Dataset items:
● ● ●

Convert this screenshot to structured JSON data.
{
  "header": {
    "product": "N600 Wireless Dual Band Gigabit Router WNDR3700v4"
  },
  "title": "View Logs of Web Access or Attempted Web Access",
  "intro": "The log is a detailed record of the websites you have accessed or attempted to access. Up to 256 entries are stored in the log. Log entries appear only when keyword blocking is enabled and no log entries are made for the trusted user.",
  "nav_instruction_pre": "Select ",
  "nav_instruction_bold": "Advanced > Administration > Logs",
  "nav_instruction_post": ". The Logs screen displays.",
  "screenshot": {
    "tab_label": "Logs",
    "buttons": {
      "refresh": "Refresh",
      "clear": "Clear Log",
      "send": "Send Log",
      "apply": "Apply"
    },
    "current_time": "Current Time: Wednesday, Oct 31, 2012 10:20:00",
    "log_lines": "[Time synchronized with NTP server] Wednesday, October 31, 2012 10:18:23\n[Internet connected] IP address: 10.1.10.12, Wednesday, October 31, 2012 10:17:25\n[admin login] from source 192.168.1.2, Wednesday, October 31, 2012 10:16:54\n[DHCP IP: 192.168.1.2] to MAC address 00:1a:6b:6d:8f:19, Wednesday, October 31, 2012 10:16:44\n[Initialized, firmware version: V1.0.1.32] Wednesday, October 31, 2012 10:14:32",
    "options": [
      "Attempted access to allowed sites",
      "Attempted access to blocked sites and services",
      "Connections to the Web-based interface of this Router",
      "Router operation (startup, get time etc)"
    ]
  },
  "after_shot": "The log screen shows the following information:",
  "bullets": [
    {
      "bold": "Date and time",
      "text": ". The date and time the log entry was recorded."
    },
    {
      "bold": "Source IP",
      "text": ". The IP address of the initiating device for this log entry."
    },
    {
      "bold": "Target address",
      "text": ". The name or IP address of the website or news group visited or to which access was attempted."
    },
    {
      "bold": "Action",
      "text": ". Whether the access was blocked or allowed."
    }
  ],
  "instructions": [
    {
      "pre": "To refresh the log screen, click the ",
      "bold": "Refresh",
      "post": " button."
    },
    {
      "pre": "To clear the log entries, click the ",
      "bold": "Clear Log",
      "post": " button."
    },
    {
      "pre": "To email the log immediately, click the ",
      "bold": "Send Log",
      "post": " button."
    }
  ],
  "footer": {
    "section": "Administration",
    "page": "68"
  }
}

● ● ●

◆ **Exercise details**
For the listing above, give the number of lines in which the string "Administration" occurs, and nothing else.

◆ **The response**
2